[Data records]
========
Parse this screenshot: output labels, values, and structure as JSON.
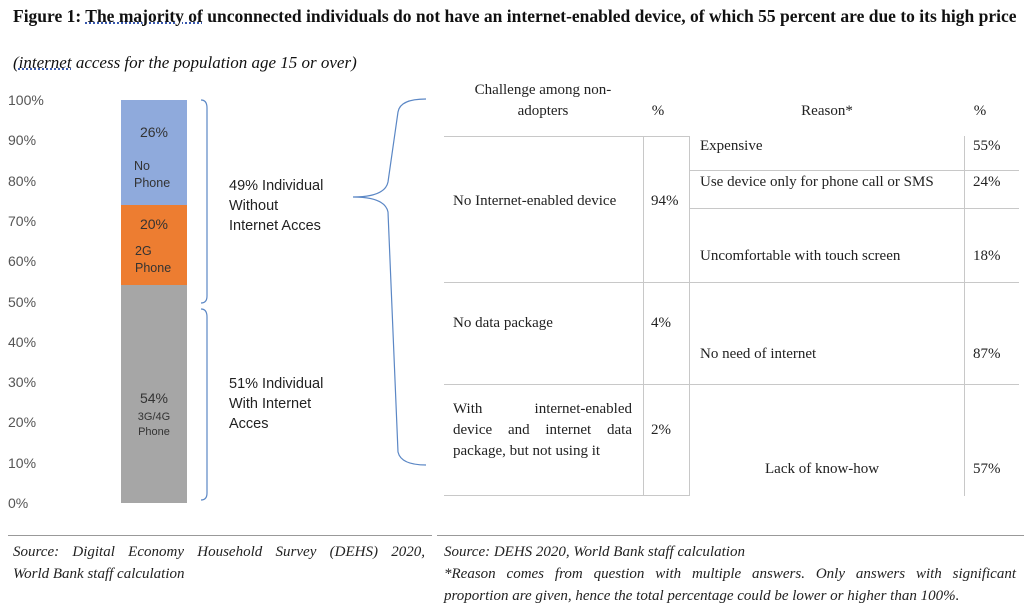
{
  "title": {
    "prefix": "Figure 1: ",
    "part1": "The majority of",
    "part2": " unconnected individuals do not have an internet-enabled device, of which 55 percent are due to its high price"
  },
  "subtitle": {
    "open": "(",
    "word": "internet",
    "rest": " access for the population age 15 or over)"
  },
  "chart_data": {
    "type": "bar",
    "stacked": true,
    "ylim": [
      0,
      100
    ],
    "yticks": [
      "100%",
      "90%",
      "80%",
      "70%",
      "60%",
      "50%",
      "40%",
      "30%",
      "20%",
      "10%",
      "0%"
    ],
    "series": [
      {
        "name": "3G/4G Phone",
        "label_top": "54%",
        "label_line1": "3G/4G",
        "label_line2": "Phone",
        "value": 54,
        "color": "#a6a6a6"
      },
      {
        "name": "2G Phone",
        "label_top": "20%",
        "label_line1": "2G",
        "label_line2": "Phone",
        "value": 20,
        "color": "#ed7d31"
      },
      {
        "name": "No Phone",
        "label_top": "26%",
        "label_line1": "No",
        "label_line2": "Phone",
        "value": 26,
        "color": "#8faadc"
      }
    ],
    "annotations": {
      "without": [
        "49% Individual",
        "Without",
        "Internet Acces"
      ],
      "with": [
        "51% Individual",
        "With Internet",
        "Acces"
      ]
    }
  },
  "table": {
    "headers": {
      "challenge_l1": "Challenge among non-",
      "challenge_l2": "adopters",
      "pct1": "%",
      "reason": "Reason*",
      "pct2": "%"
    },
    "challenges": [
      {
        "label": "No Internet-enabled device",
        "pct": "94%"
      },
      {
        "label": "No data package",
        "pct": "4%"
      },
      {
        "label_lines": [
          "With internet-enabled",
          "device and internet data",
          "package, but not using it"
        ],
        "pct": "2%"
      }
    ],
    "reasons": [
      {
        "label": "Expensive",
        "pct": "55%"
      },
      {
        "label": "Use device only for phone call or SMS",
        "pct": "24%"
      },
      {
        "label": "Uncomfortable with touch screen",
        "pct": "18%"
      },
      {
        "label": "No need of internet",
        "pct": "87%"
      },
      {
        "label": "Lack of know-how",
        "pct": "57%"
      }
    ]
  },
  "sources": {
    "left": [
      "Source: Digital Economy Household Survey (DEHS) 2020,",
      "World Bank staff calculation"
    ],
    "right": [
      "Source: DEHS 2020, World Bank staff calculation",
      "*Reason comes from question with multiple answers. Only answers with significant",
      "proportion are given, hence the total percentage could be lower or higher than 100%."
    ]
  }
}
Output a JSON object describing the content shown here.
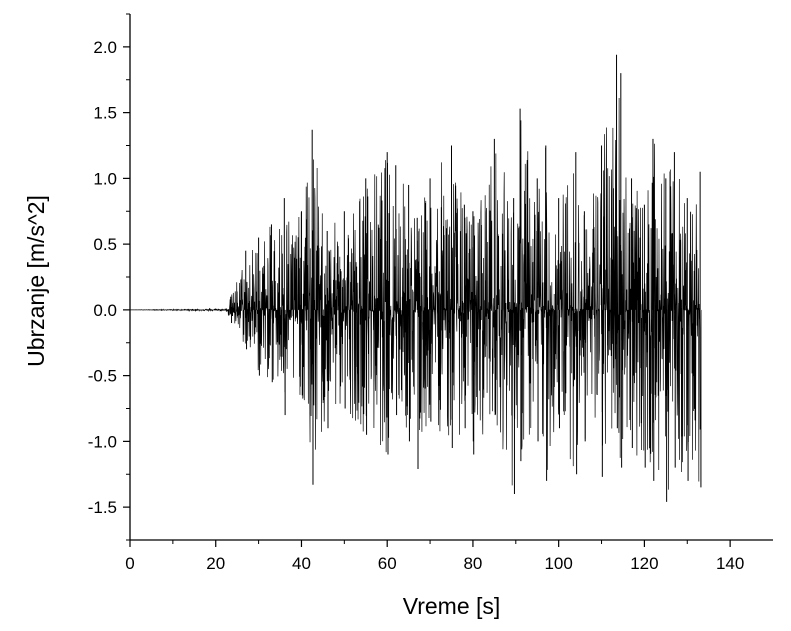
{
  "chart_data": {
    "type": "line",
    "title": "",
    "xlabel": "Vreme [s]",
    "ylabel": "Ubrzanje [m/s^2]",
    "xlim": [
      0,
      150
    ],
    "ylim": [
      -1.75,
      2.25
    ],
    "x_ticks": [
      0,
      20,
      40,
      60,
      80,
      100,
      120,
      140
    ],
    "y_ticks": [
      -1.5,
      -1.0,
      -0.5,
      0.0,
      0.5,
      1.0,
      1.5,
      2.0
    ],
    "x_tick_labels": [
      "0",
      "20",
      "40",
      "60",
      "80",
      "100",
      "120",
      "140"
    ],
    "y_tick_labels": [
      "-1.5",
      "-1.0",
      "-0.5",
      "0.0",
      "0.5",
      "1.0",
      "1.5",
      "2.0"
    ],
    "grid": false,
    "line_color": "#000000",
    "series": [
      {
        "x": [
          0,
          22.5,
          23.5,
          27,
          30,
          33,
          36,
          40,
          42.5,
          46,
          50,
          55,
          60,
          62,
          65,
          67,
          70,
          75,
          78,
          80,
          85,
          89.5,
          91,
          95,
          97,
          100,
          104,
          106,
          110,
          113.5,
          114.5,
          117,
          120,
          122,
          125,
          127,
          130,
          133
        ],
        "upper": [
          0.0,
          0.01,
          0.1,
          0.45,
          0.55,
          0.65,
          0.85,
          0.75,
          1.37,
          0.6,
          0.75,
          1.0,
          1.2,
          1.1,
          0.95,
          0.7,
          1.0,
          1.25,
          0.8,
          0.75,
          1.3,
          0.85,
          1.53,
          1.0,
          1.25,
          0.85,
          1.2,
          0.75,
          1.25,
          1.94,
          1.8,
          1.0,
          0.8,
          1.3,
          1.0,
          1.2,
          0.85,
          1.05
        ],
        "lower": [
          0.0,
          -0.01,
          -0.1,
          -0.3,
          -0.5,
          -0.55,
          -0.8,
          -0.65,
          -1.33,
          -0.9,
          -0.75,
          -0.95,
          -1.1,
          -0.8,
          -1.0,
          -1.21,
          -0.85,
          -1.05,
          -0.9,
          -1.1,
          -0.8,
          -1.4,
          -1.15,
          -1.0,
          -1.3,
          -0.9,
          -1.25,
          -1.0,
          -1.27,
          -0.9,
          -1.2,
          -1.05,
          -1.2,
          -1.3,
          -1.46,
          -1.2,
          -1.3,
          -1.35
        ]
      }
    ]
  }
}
========
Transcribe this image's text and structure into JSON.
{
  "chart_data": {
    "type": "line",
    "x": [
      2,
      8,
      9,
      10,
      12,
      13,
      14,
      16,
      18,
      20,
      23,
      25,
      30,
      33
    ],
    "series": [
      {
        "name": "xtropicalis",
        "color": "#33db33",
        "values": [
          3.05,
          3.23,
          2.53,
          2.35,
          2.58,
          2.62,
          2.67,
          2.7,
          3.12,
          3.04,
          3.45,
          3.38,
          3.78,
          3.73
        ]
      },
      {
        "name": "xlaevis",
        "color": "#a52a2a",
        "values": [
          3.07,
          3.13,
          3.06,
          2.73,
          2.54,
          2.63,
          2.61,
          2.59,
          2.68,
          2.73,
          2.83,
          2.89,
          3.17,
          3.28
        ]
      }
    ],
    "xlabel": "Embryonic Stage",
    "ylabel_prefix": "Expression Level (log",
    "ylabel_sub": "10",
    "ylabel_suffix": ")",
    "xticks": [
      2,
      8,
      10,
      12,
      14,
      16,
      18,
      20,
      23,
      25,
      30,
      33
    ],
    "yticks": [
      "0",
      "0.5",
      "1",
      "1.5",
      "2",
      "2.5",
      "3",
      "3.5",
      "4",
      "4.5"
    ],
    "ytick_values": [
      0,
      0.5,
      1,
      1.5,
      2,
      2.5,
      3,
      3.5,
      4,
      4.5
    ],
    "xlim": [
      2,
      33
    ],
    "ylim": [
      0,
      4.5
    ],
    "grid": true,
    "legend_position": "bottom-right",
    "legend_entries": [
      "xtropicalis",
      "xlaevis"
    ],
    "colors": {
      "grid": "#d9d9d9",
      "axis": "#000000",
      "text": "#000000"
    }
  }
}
========
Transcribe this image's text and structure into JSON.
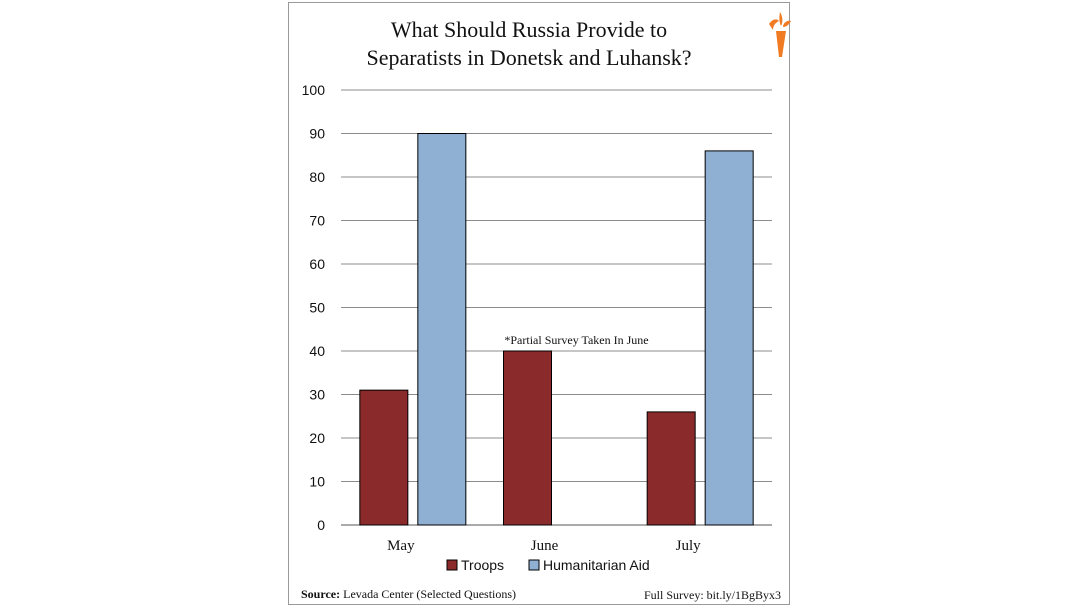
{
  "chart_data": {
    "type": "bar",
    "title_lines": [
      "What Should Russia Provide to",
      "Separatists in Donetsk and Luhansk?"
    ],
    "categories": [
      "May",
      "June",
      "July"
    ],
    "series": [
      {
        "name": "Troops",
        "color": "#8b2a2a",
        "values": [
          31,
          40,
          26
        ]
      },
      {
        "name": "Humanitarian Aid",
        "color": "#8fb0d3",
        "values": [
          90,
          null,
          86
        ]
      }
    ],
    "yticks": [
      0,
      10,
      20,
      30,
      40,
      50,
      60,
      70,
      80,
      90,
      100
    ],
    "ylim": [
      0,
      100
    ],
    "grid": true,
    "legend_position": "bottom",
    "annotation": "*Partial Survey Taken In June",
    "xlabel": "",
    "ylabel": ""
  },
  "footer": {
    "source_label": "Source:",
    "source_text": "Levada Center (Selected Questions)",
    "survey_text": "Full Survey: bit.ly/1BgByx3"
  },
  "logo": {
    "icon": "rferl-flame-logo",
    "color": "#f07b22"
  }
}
========
PROBLEM DETAILS:
Count all lines of the data that include "right". The answer is the number alone.

SOLUTION TO THIS EXERCISE:
2